* [Stored data entries]
** BEGIN **
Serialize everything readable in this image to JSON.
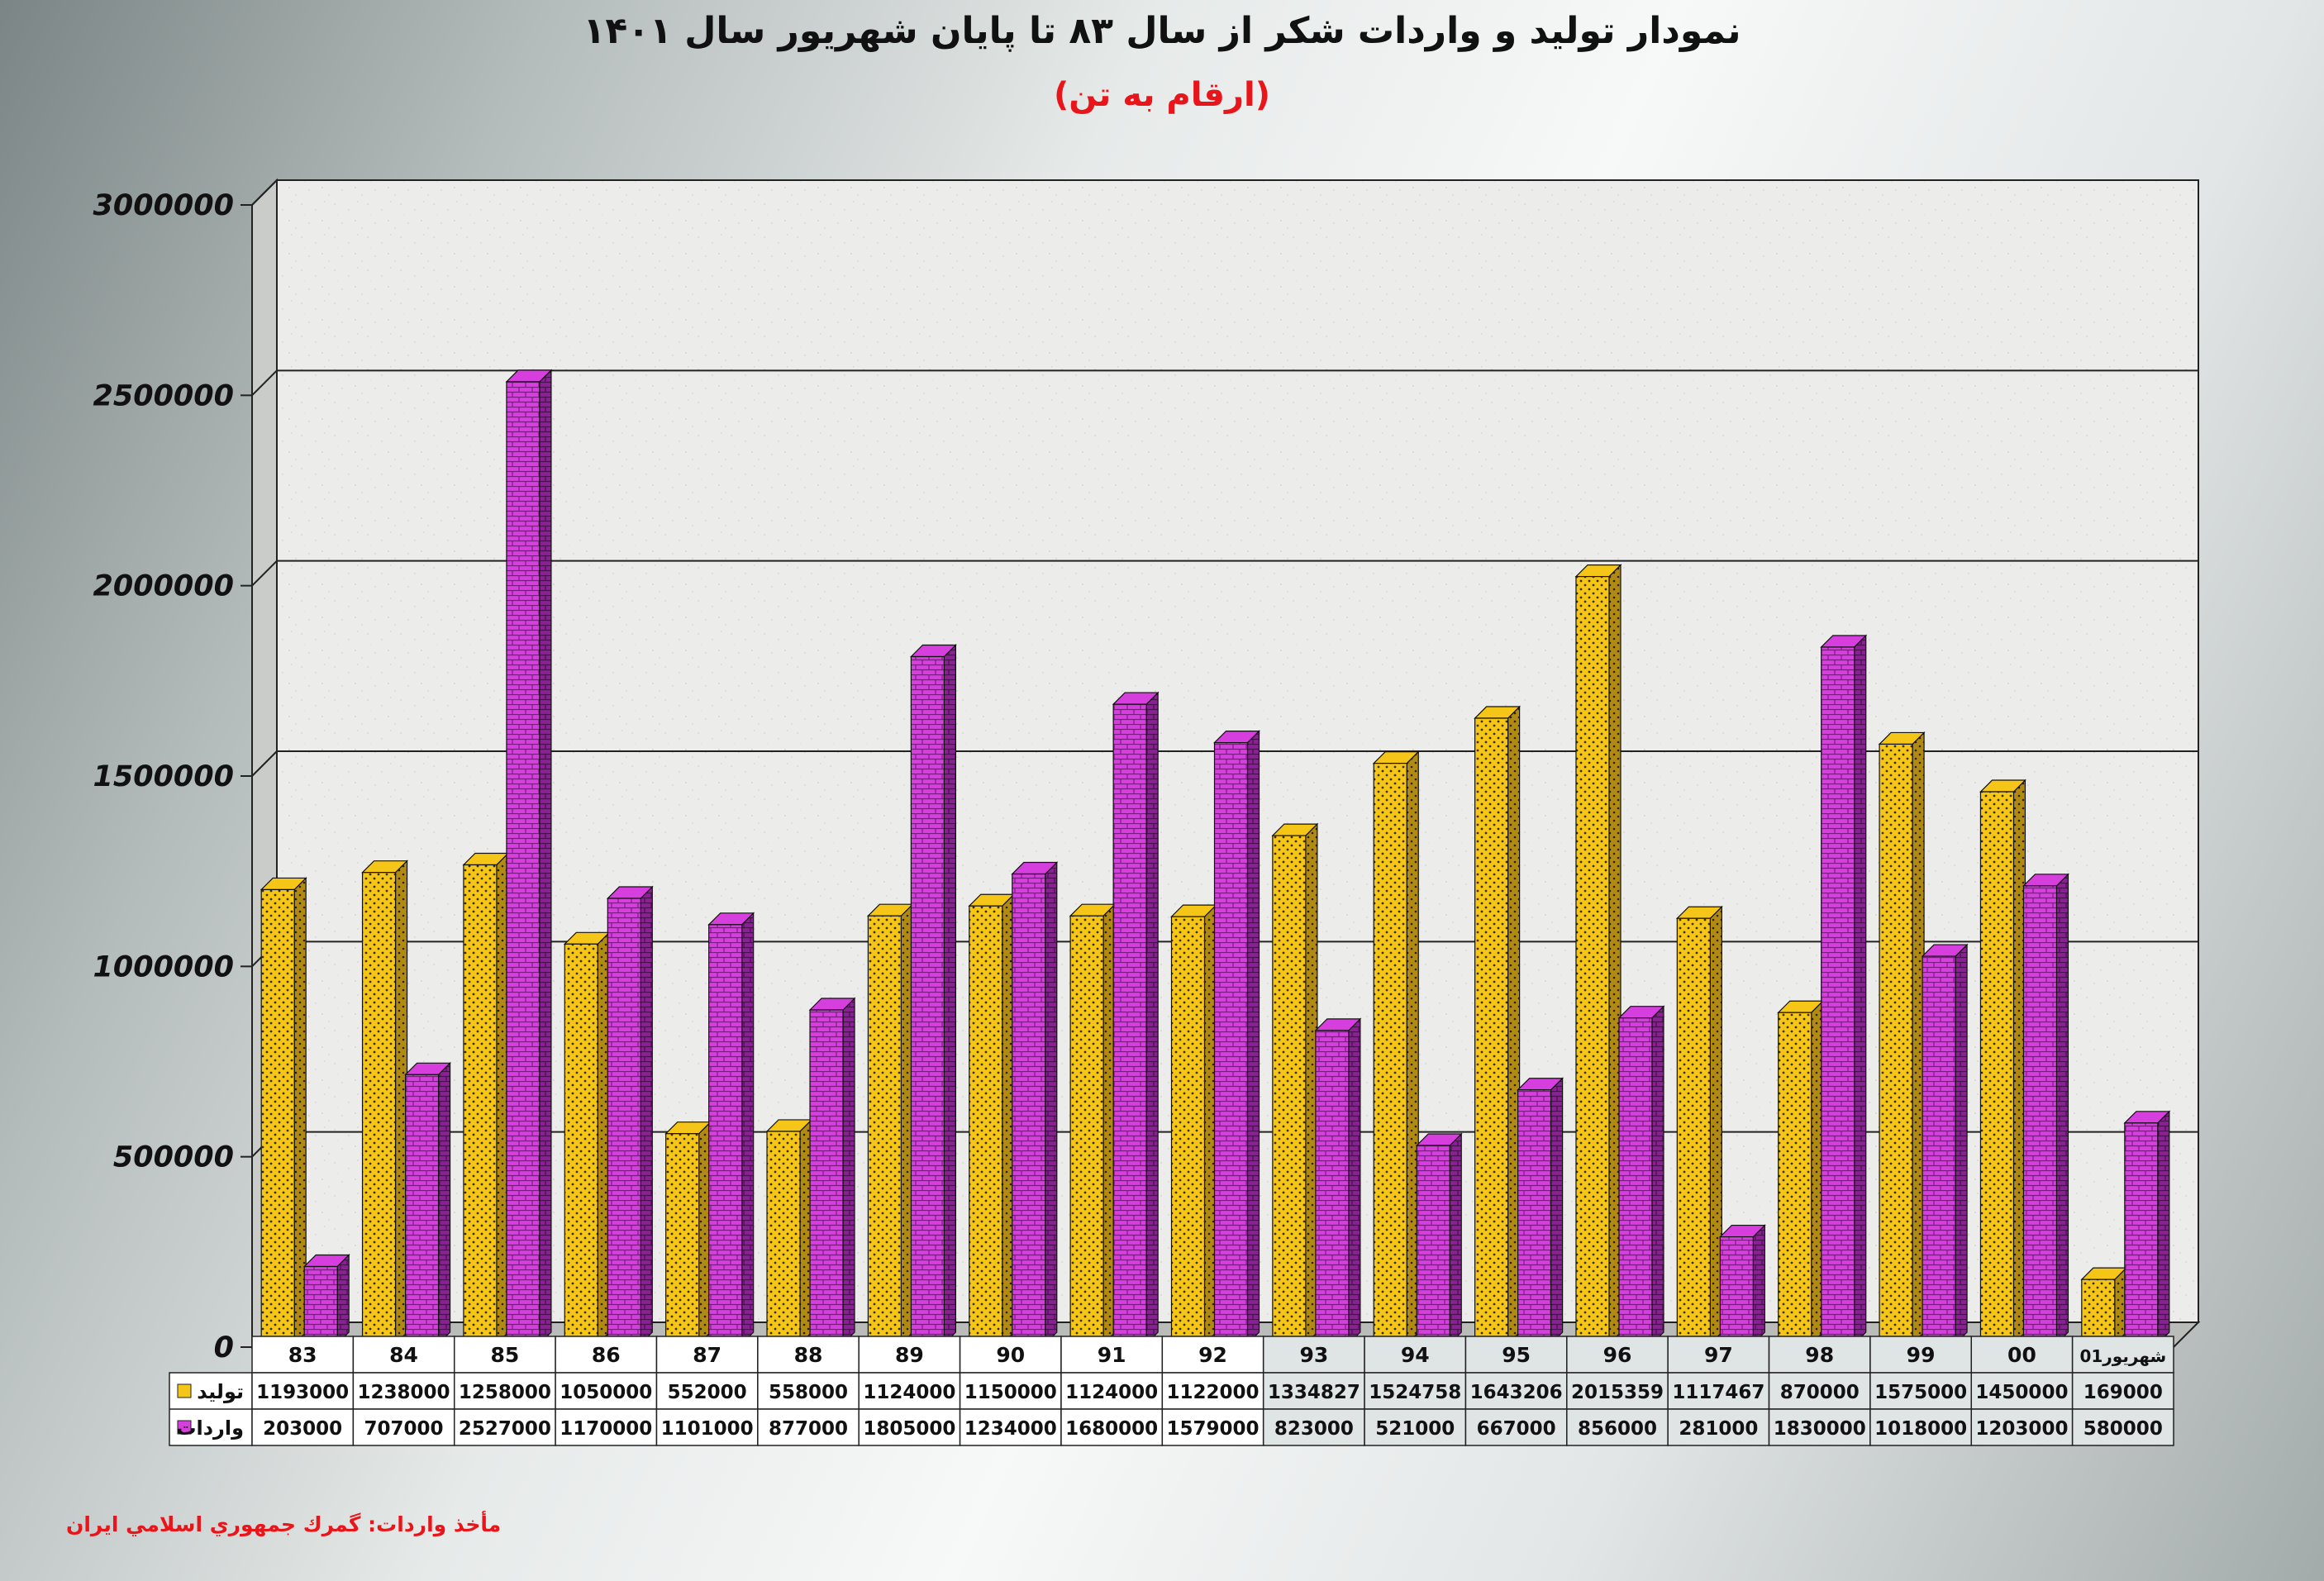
{
  "title": "نمودار تولید و واردات شکر از سال ۸۳ تا پایان شهریور سال ۱۴۰۱",
  "subtitle": "(ارقام به تن)",
  "source": "مأخذ واردات: گمرك جمهوري اسلامي ايران",
  "colors": {
    "production": "#f5c518",
    "production_side": "#b08a12",
    "imports": "#d63fdd",
    "imports_side": "#8a2192",
    "gridline": "#222222",
    "plot_bg": "#eceeeb"
  },
  "chart_data": {
    "type": "bar",
    "title": "نمودار تولید و واردات شکر از سال ۸۳ تا پایان شهریور سال ۱۴۰۱",
    "subtitle": "(ارقام به تن)",
    "categories": [
      "83",
      "84",
      "85",
      "86",
      "87",
      "88",
      "89",
      "90",
      "91",
      "92",
      "93",
      "94",
      "95",
      "96",
      "97",
      "98",
      "99",
      "00",
      "01شهریور"
    ],
    "series": [
      {
        "name": "تولید",
        "color": "#f5c518",
        "values": [
          1193000,
          1238000,
          1258000,
          1050000,
          552000,
          558000,
          1124000,
          1150000,
          1124000,
          1122000,
          1334827,
          1524758,
          1643206,
          2015359,
          1117467,
          870000,
          1575000,
          1450000,
          169000
        ]
      },
      {
        "name": "واردات",
        "color": "#d63fdd",
        "values": [
          203000,
          707000,
          2527000,
          1170000,
          1101000,
          877000,
          1805000,
          1234000,
          1680000,
          1579000,
          823000,
          521000,
          667000,
          856000,
          281000,
          1830000,
          1018000,
          1203000,
          580000
        ]
      }
    ],
    "yticks": [
      "0",
      "500000",
      "1000000",
      "1500000",
      "2000000",
      "2500000",
      "3000000"
    ],
    "ylim": [
      0,
      3000000
    ],
    "grid": true,
    "legend": "data table below chart",
    "style": "3d clustered columns"
  }
}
** END **
* [SET PROBLEM] Pictures don't belong in the copy. Transcribe every record exactly as it appears.

* [CORRECT OUTPUT]
Serialize everything readable in this image to JSON.
{
  "title": "نمودار تولید و واردات شکر از سال ۸۳ تا پایان شهریور سال ۱۴۰۱",
  "subtitle": "(ارقام به تن)",
  "source": "مأخذ واردات: گمرك جمهوري اسلامي ايران",
  "colors": {
    "production": "#f5c518",
    "production_side": "#b08a12",
    "imports": "#d63fdd",
    "imports_side": "#8a2192",
    "gridline": "#222222",
    "plot_bg": "#eceeeb"
  },
  "chart_data": {
    "type": "bar",
    "title": "نمودار تولید و واردات شکر از سال ۸۳ تا پایان شهریور سال ۱۴۰۱",
    "subtitle": "(ارقام به تن)",
    "categories": [
      "83",
      "84",
      "85",
      "86",
      "87",
      "88",
      "89",
      "90",
      "91",
      "92",
      "93",
      "94",
      "95",
      "96",
      "97",
      "98",
      "99",
      "00",
      "01شهریور"
    ],
    "series": [
      {
        "name": "تولید",
        "color": "#f5c518",
        "values": [
          1193000,
          1238000,
          1258000,
          1050000,
          552000,
          558000,
          1124000,
          1150000,
          1124000,
          1122000,
          1334827,
          1524758,
          1643206,
          2015359,
          1117467,
          870000,
          1575000,
          1450000,
          169000
        ]
      },
      {
        "name": "واردات",
        "color": "#d63fdd",
        "values": [
          203000,
          707000,
          2527000,
          1170000,
          1101000,
          877000,
          1805000,
          1234000,
          1680000,
          1579000,
          823000,
          521000,
          667000,
          856000,
          281000,
          1830000,
          1018000,
          1203000,
          580000
        ]
      }
    ],
    "yticks": [
      "0",
      "500000",
      "1000000",
      "1500000",
      "2000000",
      "2500000",
      "3000000"
    ],
    "ylim": [
      0,
      3000000
    ],
    "grid": true,
    "legend": "data table below chart",
    "style": "3d clustered columns"
  }
}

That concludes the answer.